[Dataset records on visual material]
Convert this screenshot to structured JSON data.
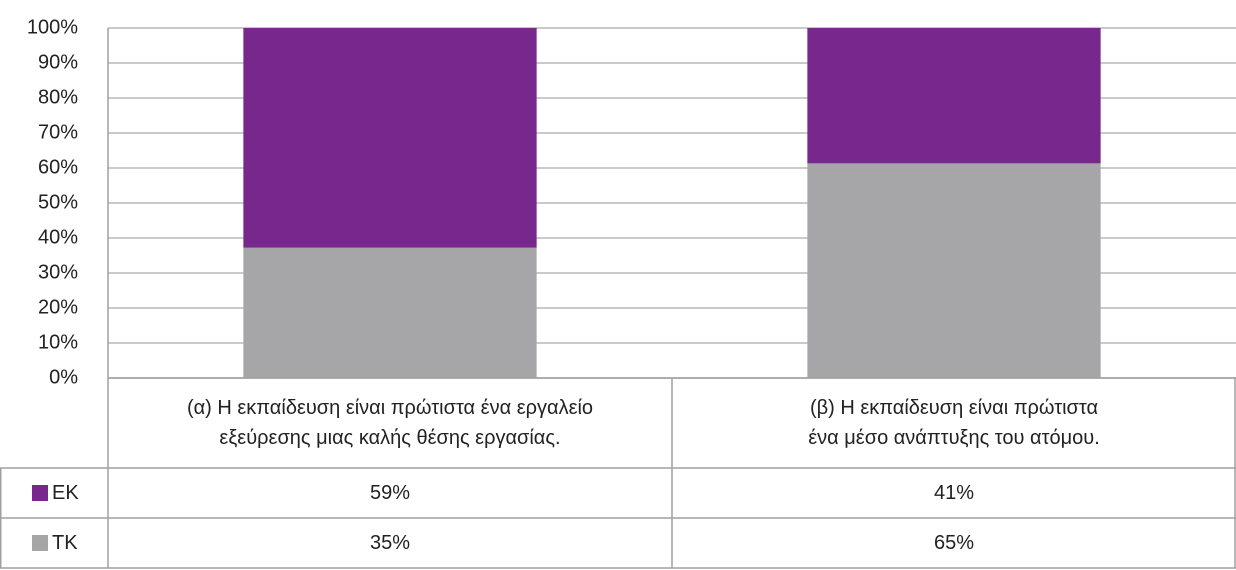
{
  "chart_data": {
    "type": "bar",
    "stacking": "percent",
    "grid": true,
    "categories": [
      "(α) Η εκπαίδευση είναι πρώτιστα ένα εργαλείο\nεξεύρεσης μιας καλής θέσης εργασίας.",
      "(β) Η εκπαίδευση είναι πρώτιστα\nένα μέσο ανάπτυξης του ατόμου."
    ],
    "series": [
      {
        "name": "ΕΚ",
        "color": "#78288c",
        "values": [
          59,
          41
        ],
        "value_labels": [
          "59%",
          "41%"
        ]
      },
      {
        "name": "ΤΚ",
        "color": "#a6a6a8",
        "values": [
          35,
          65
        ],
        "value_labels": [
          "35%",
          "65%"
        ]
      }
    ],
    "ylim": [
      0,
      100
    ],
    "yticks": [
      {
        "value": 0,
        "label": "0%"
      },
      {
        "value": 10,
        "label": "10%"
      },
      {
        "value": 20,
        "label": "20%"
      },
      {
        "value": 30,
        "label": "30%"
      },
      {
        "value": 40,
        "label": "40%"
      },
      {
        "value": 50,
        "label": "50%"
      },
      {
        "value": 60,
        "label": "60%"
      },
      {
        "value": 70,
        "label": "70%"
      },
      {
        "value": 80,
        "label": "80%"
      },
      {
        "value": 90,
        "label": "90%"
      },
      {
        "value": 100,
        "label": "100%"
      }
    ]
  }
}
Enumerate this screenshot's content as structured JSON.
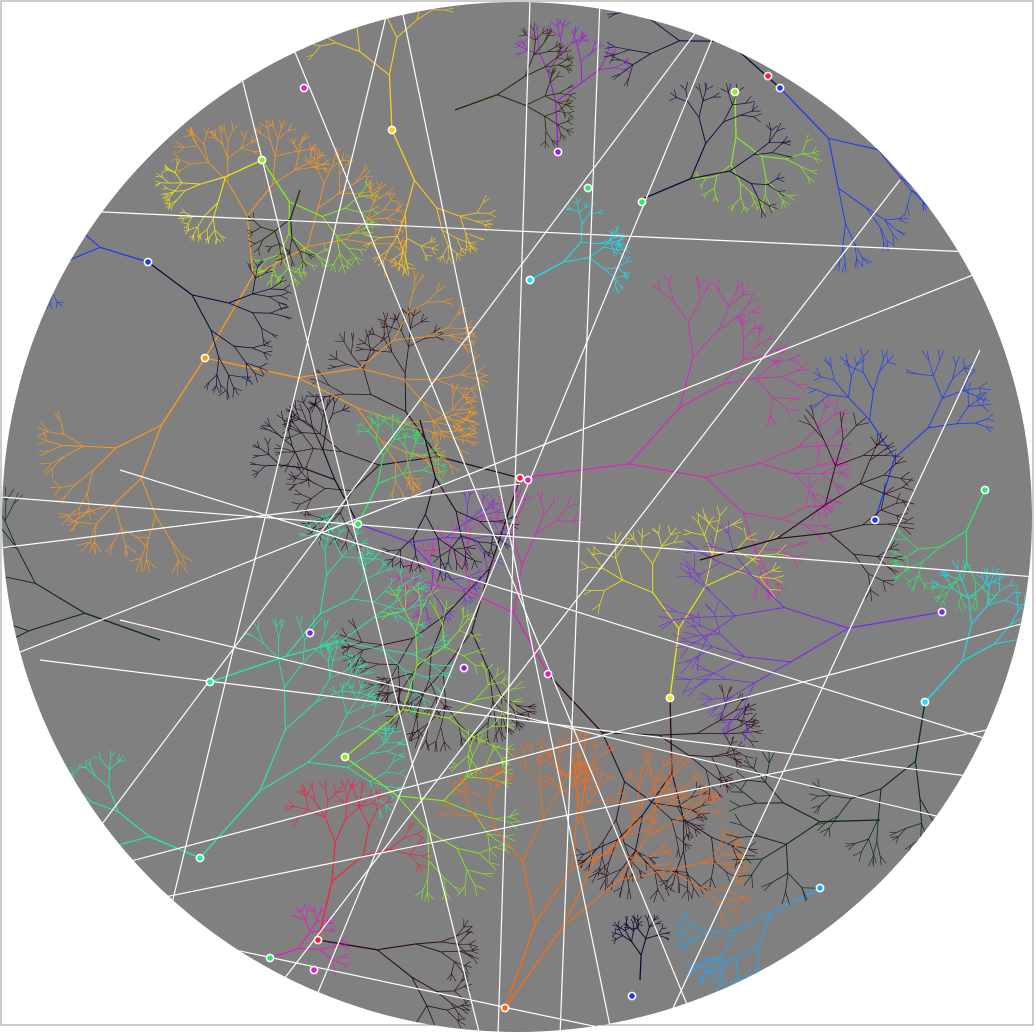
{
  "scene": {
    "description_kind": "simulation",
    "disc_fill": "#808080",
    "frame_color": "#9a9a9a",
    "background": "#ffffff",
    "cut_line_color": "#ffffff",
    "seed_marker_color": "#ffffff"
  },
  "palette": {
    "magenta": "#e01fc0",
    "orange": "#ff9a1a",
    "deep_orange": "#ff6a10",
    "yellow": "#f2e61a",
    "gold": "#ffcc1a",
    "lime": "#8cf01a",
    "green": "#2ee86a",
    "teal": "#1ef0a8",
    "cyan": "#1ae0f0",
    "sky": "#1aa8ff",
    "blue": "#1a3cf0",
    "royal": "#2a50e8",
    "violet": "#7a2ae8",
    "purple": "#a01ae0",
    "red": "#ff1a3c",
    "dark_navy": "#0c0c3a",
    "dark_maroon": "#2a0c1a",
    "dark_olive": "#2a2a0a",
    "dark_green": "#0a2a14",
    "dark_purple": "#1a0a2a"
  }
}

• [WHAT TO PRODUCE]:
Look above for every line with the word "πρώτιστα" and copy it.

• [RESPONSE TO THIS TASK]:
      "(α) Η εκπαίδευση είναι πρώτιστα ένα εργαλείο\nεξεύρεσης μιας καλής θέσης εργασίας.",
      "(β) Η εκπαίδευση είναι πρώτιστα\nένα μέσο ανάπτυξης του ατόμου."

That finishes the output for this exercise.